### GIVEN INSTRUCTION:
Copy every line from the records below that holds the word "values".

### MATERIAL SUPPLIED:
----------------------------------------
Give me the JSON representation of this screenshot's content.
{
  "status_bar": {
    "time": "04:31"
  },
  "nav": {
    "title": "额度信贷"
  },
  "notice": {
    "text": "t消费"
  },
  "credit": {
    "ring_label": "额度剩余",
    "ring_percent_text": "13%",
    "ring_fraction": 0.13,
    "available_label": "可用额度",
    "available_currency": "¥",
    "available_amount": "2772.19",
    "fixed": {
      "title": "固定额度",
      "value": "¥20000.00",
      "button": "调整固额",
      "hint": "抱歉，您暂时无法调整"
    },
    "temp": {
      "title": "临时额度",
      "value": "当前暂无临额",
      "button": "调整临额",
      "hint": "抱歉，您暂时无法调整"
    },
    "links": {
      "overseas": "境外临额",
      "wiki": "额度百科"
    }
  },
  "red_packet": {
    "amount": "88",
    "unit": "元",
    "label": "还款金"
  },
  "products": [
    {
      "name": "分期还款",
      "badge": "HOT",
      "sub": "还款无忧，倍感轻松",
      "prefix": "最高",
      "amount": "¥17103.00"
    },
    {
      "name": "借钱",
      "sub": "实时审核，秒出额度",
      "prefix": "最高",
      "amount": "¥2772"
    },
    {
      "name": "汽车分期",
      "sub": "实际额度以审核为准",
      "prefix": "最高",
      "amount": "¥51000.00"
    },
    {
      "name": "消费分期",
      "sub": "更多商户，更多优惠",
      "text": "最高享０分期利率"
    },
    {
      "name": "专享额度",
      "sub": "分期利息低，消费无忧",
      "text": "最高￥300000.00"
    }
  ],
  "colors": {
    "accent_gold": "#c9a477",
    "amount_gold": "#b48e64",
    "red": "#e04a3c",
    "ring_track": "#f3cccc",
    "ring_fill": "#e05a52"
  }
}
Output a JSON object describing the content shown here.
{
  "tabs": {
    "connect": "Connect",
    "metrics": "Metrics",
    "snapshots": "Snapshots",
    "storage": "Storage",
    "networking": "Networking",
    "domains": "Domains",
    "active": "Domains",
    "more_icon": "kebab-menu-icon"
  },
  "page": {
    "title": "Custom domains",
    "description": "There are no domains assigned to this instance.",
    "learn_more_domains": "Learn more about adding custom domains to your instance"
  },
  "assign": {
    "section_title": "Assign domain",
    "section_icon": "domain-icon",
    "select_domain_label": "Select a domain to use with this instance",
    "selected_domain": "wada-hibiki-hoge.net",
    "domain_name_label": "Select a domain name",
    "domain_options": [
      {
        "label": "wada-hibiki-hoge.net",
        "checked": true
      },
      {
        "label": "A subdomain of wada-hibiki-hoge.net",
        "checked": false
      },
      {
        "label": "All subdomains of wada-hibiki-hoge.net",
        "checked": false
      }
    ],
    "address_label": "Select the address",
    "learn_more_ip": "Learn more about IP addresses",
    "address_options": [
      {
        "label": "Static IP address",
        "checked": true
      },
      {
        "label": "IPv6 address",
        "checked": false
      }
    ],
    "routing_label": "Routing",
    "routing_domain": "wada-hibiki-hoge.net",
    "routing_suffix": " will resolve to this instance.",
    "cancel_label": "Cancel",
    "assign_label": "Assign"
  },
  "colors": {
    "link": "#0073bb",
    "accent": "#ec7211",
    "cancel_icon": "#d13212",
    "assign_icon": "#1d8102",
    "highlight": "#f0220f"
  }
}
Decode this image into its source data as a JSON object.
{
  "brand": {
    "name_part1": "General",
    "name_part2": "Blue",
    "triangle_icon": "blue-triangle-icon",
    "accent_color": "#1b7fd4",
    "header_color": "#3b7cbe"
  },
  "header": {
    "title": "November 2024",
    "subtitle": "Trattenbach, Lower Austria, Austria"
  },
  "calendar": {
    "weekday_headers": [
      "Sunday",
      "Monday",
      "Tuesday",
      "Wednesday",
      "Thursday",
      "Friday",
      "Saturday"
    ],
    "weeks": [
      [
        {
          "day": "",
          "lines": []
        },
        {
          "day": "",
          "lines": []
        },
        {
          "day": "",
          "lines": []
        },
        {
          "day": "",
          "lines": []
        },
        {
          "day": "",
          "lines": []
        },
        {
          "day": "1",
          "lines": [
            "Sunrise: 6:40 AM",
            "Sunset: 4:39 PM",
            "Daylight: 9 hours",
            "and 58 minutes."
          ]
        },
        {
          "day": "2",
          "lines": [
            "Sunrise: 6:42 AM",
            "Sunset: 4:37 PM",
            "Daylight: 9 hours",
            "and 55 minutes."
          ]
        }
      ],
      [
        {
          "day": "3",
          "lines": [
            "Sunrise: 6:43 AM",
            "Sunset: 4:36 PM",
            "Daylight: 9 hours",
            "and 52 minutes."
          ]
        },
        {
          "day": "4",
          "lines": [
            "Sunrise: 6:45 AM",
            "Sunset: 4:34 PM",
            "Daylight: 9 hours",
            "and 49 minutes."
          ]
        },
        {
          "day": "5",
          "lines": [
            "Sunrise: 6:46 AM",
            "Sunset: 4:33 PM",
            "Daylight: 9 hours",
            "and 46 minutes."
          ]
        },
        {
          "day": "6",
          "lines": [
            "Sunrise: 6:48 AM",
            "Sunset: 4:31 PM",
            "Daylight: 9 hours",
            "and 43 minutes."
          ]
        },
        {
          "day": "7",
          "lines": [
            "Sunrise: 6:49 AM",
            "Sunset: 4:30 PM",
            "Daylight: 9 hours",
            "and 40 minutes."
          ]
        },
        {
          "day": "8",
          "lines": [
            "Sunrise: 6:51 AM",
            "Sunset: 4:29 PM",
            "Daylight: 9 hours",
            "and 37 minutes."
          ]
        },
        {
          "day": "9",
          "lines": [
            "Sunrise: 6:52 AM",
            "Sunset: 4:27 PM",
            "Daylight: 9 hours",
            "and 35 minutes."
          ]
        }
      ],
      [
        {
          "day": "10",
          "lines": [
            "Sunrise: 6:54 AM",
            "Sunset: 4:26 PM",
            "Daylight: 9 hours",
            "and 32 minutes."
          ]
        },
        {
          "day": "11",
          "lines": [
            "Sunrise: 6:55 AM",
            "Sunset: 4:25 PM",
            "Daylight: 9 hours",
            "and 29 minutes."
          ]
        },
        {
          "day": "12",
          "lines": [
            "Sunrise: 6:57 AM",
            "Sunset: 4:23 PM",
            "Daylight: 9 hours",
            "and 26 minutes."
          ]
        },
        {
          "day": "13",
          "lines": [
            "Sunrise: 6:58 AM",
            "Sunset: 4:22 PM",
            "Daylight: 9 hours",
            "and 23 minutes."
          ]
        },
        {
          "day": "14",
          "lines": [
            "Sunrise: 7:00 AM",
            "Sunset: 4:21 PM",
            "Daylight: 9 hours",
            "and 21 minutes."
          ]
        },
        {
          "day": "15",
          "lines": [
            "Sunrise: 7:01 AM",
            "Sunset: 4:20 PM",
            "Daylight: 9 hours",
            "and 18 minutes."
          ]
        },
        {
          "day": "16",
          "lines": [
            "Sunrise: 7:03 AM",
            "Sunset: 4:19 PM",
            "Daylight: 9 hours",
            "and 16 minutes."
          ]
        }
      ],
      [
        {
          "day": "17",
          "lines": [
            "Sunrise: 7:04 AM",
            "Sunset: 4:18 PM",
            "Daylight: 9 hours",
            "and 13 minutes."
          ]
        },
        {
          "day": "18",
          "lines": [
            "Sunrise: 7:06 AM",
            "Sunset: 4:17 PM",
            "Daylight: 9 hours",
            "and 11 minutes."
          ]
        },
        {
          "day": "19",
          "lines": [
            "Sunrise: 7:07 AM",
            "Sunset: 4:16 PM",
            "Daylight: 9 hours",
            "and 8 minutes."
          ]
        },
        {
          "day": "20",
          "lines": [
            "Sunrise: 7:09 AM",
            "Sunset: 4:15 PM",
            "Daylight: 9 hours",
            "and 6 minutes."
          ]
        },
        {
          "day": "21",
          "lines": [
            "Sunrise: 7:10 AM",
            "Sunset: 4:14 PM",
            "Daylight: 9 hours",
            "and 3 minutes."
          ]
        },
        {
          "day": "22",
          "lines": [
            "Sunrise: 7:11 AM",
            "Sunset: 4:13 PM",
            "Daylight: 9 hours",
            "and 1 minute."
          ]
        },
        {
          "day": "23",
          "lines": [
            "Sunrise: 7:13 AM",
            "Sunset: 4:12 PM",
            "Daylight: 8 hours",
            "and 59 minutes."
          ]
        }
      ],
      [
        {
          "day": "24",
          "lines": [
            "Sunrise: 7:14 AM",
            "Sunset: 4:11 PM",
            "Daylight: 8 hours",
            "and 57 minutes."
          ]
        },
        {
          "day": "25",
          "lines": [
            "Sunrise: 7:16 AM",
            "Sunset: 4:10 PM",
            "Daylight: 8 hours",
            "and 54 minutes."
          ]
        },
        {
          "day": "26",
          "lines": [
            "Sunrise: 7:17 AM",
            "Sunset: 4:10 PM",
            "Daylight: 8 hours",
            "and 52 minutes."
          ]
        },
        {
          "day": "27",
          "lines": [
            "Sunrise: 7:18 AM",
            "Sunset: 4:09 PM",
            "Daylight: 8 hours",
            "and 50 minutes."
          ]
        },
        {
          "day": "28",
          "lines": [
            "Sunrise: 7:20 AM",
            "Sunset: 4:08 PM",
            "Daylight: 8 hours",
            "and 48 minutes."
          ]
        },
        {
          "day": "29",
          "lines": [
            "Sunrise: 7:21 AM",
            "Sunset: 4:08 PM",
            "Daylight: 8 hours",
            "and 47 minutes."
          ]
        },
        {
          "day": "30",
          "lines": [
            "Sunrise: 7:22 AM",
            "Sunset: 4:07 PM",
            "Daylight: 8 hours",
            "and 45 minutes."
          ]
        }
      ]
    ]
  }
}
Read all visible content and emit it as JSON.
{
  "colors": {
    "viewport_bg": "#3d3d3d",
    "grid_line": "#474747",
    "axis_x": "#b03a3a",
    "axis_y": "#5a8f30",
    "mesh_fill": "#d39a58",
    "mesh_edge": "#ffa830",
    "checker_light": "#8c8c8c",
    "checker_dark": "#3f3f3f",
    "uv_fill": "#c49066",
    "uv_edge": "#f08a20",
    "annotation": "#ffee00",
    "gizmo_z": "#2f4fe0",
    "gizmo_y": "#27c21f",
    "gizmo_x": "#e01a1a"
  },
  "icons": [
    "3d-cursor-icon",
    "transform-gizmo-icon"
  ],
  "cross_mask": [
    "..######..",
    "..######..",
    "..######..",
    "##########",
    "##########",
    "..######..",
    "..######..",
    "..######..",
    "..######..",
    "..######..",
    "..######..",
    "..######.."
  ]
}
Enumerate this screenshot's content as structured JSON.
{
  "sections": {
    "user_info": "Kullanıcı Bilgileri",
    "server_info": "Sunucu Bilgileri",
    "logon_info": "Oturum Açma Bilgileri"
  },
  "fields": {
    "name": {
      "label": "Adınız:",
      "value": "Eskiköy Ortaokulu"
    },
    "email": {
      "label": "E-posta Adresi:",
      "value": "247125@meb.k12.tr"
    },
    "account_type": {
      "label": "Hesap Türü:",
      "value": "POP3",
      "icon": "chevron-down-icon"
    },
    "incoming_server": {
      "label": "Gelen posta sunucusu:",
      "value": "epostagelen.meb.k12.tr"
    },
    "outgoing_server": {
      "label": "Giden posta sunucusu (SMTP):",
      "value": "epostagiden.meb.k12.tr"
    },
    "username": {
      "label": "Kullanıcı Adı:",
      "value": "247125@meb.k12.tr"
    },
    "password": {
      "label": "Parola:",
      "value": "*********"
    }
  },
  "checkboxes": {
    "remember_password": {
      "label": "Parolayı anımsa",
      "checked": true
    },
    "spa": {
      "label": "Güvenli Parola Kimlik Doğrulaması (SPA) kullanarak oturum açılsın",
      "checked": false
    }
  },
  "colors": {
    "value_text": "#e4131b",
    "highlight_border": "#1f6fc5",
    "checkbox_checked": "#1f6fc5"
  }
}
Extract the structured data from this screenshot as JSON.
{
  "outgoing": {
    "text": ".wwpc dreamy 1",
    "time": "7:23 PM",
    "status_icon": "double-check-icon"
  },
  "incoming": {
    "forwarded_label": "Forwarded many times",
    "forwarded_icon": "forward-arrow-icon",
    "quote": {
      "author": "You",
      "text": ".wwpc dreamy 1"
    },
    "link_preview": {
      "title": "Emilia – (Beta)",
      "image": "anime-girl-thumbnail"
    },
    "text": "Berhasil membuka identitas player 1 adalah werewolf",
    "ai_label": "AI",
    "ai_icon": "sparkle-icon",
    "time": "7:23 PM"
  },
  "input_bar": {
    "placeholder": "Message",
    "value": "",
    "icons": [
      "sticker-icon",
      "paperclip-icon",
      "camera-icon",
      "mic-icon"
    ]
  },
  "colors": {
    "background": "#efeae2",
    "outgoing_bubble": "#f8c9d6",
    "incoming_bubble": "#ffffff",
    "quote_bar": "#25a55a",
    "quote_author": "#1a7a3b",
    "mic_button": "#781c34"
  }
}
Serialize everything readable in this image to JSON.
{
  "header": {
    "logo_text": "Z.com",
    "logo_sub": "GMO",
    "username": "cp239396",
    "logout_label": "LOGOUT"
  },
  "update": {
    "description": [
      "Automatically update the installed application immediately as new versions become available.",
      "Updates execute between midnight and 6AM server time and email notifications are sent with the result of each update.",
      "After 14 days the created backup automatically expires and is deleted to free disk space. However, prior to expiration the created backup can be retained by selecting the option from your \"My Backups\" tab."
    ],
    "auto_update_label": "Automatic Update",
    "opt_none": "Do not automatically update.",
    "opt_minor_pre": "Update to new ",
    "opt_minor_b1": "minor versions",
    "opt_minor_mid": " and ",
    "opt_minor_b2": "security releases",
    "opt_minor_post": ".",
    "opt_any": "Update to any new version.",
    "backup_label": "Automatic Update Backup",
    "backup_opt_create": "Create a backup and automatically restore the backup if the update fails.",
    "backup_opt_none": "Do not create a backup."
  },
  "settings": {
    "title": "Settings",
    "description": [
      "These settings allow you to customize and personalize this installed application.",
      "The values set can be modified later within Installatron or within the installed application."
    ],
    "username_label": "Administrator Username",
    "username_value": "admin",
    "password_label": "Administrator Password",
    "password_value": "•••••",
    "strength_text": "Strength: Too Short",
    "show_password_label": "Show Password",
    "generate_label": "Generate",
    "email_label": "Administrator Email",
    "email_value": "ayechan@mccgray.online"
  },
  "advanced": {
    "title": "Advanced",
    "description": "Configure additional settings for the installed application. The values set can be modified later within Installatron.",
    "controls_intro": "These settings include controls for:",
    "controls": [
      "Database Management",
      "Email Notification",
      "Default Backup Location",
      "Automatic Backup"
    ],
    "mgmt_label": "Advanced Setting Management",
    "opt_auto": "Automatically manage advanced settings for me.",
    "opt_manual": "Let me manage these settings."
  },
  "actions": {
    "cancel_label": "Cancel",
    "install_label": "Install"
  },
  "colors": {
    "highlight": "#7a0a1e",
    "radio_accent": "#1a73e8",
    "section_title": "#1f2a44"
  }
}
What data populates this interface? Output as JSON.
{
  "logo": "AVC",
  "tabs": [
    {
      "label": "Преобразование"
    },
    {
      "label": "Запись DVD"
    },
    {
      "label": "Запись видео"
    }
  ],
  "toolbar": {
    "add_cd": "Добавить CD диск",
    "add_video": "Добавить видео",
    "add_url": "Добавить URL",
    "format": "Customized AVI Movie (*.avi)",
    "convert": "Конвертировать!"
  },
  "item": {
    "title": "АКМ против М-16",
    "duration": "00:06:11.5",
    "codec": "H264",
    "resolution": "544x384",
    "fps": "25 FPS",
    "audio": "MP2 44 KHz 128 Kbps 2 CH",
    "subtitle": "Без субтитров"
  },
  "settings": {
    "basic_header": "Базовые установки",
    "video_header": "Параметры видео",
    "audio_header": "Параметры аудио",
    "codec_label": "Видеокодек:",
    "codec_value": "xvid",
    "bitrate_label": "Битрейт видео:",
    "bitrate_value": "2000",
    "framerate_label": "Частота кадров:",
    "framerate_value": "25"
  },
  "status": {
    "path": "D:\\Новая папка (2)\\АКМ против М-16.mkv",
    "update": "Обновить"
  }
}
----------------------------------------
### THE COMPLETED TASK:
      "The values set can be modified later within Installatron or within the installed application."
    "description": "Configure additional settings for the installed application. The values set can be modified later within Installatron.",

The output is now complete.